Count, in the entries below, the lines in which "удобрения" occurs. Give the number, nothing more.
— START —
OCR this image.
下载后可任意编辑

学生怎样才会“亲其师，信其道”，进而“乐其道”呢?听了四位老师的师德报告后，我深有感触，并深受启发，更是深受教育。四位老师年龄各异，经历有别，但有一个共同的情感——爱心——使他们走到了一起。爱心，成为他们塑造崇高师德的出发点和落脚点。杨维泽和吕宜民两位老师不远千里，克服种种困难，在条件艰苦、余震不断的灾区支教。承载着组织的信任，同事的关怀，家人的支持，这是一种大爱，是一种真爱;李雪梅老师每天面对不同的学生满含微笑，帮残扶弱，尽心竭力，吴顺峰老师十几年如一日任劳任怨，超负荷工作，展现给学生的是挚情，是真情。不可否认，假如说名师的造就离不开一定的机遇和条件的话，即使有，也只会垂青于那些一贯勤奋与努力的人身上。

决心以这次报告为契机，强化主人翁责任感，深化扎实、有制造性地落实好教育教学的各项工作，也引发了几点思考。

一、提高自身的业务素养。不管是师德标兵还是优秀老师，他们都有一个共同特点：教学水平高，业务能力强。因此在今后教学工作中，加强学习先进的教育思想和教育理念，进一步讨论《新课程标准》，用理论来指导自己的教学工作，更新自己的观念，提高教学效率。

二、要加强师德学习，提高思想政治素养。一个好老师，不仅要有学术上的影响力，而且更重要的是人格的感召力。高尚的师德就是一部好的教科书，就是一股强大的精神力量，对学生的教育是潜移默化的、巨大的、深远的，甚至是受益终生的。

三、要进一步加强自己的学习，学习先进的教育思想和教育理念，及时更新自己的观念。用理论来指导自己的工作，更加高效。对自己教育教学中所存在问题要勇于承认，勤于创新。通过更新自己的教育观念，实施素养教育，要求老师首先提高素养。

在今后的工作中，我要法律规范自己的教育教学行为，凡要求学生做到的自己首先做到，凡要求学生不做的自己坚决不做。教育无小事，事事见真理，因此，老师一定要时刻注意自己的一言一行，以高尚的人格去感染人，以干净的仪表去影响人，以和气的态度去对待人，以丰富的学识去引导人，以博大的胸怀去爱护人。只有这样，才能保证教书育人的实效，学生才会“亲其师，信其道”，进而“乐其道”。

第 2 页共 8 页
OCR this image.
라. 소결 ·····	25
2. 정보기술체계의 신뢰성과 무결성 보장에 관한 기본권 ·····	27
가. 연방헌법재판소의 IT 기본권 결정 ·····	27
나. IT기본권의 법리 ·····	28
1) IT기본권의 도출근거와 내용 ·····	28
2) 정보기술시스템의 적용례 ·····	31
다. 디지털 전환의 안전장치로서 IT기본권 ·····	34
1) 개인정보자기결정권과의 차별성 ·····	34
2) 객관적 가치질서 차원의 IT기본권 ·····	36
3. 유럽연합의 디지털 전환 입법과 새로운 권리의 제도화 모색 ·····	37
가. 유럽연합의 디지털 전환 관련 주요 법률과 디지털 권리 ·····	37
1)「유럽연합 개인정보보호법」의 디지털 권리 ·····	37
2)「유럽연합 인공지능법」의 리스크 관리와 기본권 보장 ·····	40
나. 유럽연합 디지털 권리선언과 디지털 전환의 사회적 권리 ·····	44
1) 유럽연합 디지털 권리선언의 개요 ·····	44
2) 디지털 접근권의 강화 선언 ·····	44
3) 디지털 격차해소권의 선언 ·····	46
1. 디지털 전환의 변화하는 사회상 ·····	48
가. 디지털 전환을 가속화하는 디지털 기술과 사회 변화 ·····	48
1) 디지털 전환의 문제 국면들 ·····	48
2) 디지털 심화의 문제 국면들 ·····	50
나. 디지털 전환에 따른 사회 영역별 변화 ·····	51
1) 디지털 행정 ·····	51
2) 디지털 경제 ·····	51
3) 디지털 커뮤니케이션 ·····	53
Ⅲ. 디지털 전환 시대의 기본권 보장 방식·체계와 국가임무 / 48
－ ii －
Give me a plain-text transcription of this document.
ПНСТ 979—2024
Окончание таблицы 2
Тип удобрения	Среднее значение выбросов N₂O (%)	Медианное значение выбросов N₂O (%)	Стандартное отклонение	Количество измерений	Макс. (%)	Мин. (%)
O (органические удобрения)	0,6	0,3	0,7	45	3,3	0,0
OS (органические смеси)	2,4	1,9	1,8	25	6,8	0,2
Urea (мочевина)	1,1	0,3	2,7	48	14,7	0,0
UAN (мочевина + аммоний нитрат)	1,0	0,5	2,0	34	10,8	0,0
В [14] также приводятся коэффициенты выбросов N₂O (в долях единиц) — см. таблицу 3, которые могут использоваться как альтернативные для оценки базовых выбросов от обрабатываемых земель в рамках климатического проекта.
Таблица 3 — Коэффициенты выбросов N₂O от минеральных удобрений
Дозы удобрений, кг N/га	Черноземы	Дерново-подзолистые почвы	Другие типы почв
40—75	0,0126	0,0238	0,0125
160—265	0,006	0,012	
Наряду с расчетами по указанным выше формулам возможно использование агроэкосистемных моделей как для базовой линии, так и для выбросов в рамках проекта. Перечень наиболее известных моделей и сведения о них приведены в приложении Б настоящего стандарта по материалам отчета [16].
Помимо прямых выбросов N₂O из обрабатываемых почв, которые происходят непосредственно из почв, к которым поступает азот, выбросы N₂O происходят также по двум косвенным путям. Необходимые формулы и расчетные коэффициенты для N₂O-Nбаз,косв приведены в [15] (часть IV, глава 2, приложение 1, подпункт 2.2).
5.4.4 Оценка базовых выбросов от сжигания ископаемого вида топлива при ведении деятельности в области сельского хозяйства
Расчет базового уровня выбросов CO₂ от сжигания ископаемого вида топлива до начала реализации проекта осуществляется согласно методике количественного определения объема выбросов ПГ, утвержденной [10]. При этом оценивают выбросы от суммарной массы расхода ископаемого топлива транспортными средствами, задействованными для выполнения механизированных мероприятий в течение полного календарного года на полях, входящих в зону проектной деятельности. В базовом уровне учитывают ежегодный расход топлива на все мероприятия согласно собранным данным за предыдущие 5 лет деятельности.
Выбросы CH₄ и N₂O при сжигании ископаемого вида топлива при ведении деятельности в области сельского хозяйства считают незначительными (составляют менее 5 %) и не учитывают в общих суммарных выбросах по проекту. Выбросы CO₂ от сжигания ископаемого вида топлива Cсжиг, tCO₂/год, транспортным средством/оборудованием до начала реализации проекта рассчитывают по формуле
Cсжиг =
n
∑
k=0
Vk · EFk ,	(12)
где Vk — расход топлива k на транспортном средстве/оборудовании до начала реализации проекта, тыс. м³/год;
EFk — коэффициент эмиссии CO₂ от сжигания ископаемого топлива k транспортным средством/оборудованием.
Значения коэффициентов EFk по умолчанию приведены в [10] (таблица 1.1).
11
— END —
Response below
2